<<<<
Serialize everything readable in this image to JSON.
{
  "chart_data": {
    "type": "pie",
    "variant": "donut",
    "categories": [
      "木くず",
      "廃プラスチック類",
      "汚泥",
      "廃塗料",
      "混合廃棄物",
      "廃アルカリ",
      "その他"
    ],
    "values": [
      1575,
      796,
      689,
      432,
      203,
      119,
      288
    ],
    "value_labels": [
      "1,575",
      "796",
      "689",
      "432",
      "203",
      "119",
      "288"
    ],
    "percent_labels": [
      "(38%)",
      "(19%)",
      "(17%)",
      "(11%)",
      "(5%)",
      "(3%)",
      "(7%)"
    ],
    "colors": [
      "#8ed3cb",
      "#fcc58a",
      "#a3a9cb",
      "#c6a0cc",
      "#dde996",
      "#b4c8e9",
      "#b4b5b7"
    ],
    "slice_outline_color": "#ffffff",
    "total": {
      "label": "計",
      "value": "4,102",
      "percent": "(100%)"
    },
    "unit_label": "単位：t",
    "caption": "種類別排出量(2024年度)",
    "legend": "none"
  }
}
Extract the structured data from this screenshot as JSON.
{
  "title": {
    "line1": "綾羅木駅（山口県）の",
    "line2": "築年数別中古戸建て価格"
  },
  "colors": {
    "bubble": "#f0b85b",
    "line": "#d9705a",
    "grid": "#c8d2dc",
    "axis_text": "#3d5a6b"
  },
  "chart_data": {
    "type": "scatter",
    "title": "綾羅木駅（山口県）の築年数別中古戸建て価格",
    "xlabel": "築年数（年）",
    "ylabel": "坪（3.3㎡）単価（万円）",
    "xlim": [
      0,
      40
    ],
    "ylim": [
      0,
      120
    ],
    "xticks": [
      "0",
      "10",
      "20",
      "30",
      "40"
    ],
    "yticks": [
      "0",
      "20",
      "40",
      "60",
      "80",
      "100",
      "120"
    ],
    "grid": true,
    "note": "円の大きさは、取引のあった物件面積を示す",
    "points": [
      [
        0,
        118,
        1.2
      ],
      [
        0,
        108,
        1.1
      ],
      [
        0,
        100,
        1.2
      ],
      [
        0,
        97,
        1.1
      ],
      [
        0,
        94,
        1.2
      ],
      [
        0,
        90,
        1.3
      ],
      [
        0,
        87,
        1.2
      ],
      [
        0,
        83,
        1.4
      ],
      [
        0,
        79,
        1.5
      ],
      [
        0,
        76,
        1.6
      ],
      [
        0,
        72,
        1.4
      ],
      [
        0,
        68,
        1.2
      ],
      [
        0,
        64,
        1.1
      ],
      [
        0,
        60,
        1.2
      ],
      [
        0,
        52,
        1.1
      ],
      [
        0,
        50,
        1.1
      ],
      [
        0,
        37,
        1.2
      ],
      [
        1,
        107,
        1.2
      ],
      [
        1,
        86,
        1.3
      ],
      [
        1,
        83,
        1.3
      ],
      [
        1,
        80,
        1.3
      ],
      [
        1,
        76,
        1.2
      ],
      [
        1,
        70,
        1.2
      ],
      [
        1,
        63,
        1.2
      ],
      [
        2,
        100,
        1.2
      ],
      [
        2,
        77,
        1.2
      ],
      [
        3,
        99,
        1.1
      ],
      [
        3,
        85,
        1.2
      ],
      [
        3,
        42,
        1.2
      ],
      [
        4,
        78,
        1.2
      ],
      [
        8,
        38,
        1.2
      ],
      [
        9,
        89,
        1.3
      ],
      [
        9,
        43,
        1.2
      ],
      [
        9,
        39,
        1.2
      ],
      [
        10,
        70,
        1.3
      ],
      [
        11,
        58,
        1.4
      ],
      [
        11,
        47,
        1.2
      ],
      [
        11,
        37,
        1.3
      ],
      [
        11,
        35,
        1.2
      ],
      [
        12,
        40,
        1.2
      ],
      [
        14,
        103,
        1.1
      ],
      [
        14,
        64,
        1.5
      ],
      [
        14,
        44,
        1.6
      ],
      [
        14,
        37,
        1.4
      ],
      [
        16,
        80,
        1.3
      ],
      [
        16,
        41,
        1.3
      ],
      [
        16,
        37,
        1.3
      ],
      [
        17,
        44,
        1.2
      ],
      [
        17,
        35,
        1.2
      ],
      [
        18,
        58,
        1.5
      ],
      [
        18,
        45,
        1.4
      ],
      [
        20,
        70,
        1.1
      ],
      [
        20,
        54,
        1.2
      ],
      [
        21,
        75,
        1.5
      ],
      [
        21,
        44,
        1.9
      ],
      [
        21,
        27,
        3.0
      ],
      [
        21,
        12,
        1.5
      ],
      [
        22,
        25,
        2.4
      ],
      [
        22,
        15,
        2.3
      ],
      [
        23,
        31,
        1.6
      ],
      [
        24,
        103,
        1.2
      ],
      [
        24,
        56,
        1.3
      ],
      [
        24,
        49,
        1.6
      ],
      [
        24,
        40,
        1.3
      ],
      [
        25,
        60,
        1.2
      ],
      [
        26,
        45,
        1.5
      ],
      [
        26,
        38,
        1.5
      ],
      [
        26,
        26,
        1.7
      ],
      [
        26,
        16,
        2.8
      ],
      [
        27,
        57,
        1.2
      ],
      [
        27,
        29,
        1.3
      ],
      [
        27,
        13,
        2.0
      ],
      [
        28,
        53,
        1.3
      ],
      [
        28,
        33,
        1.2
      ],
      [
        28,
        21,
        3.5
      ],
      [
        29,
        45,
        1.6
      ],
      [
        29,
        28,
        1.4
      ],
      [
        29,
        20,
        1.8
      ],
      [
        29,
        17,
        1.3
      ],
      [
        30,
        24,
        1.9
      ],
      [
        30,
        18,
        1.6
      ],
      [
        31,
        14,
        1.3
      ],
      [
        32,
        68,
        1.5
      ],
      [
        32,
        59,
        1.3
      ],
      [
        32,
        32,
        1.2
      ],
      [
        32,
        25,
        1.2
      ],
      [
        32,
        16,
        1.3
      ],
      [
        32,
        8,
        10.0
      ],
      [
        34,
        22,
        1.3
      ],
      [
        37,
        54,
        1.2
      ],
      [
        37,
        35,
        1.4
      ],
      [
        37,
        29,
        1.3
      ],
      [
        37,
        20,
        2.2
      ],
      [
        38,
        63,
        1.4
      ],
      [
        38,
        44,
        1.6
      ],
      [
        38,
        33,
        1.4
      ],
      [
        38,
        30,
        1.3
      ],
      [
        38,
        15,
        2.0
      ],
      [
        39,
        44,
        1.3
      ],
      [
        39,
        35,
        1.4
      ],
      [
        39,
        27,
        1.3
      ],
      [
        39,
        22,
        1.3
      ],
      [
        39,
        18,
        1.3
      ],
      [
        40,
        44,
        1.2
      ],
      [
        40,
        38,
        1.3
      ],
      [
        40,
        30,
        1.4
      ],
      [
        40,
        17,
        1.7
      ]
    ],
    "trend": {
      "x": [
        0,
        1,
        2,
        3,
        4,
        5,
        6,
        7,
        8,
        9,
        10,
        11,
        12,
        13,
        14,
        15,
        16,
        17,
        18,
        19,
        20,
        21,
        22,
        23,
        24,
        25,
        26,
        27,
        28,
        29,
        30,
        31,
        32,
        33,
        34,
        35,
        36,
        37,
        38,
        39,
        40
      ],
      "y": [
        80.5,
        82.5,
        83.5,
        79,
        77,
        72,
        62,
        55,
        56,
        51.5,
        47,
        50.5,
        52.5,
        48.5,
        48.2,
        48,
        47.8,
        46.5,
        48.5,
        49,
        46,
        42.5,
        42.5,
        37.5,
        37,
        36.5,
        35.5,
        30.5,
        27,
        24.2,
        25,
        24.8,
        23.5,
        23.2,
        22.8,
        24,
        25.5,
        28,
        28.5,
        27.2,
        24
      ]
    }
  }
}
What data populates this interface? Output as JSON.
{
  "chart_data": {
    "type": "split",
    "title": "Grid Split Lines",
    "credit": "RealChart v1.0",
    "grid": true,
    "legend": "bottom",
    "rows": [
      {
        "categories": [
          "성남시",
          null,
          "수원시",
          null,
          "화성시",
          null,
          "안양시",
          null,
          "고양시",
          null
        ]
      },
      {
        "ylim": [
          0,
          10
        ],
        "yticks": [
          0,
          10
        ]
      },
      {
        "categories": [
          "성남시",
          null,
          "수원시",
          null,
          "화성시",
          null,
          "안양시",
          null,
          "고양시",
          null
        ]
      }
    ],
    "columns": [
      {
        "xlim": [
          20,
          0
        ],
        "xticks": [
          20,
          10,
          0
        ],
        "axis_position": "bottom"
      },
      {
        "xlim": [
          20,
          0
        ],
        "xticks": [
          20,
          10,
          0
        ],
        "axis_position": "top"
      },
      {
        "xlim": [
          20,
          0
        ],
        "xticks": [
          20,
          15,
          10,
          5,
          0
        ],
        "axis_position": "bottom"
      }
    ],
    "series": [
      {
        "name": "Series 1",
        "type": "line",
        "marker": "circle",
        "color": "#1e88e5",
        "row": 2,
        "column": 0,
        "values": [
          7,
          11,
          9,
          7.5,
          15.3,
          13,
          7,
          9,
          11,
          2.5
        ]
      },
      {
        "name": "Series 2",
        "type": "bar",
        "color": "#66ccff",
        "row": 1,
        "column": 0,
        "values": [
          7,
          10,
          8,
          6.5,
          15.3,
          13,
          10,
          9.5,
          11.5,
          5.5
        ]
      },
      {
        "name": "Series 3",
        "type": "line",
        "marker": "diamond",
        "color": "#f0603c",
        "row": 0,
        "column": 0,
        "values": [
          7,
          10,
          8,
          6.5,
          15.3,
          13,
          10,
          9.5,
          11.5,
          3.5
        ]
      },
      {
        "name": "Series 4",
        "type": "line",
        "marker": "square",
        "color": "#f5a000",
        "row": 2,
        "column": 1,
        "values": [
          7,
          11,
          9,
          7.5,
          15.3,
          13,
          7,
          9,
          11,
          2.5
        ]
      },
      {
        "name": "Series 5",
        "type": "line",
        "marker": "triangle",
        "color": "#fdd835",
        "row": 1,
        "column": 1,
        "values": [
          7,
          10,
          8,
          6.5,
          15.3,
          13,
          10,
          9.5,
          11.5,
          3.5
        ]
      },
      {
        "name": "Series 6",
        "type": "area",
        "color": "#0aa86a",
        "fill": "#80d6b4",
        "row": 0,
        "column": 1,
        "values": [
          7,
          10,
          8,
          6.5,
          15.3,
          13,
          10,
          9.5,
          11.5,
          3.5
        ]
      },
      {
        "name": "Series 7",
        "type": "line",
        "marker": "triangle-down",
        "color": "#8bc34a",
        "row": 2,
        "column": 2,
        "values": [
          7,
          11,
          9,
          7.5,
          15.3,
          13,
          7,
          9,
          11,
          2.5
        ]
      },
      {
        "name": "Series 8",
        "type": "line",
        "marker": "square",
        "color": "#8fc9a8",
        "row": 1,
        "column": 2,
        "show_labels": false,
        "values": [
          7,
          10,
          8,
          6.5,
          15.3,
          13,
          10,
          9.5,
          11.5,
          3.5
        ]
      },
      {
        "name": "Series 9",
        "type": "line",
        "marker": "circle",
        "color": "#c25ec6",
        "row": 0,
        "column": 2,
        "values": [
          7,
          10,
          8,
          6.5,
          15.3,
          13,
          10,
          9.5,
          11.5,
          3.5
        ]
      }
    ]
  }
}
>>>>
Copy out each line of the records where the string "triangle" appears.

### Right answer
        "marker": "triangle",
        "marker": "triangle-down",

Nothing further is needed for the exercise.